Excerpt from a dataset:

########

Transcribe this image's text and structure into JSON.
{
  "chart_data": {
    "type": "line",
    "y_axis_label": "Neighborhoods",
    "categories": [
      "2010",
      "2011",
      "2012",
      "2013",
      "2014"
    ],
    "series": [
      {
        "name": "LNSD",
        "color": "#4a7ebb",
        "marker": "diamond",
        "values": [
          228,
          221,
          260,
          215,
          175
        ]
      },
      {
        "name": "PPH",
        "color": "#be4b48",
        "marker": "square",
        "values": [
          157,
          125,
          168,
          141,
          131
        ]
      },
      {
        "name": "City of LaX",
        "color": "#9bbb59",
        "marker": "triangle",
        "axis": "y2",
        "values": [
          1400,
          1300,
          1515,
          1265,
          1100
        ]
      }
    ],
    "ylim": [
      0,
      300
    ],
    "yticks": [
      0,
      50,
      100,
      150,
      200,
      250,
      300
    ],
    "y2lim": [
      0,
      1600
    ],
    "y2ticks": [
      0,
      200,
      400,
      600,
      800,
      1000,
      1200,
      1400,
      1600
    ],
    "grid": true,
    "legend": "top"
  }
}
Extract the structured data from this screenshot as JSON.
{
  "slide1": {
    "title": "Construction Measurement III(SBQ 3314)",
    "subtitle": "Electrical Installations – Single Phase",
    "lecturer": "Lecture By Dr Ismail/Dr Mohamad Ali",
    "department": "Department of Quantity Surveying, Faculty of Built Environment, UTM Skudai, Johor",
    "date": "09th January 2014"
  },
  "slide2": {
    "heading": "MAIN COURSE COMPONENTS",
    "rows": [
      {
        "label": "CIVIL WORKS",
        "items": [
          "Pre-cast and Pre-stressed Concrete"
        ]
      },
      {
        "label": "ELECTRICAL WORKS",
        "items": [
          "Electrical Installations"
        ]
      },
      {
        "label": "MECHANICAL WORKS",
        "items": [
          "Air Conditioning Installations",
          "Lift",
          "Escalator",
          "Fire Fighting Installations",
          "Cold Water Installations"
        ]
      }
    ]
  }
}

########

» GIVEN REQUEST: Here, the records must be output exactly and in full.

» RIGHT ANSWER:
Transcribe this image's text and structure into JSON.
{
  "chart_data": {
    "type": "line",
    "y_axis_label": "Neighborhoods",
    "categories": [
      "2010",
      "2011",
      "2012",
      "2013",
      "2014"
    ],
    "series": [
      {
        "name": "LNSD",
        "color": "#4a7ebb",
        "marker": "diamond",
        "values": [
          228,
          221,
          260,
          215,
          175
        ]
      },
      {
        "name": "PPH",
        "color": "#be4b48",
        "marker": "square",
        "values": [
          157,
          125,
          168,
          141,
          131
        ]
      },
      {
        "name": "City of LaX",
        "color": "#9bbb59",
        "marker": "triangle",
        "axis": "y2",
        "values": [
          1400,
          1300,
          1515,
          1265,
          1100
        ]
      }
    ],
    "ylim": [
      0,
      300
    ],
    "yticks": [
      0,
      50,
      100,
      150,
      200,
      250,
      300
    ],
    "y2lim": [
      0,
      1600
    ],
    "y2ticks": [
      0,
      200,
      400,
      600,
      800,
      1000,
      1200,
      1400,
      1600
    ],
    "grid": true,
    "legend": "top"
  }
}
Extract the structured data from this screenshot as JSON.
{
  "slide1": {
    "title": "Construction Measurement III(SBQ 3314)",
    "subtitle": "Electrical Installations – Single Phase",
    "lecturer": "Lecture By Dr Ismail/Dr Mohamad Ali",
    "department": "Department of Quantity Surveying, Faculty of Built Environment, UTM Skudai, Johor",
    "date": "09th January 2014"
  },
  "slide2": {
    "heading": "MAIN COURSE COMPONENTS",
    "rows": [
      {
        "label": "CIVIL WORKS",
        "items": [
          "Pre-cast and Pre-stressed Concrete"
        ]
      },
      {
        "label": "ELECTRICAL WORKS",
        "items": [
          "Electrical Installations"
        ]
      },
      {
        "label": "MECHANICAL WORKS",
        "items": [
          "Air Conditioning Installations",
          "Lift",
          "Escalator",
          "Fire Fighting Installations",
          "Cold Water Installations"
        ]
      }
    ]
  }
}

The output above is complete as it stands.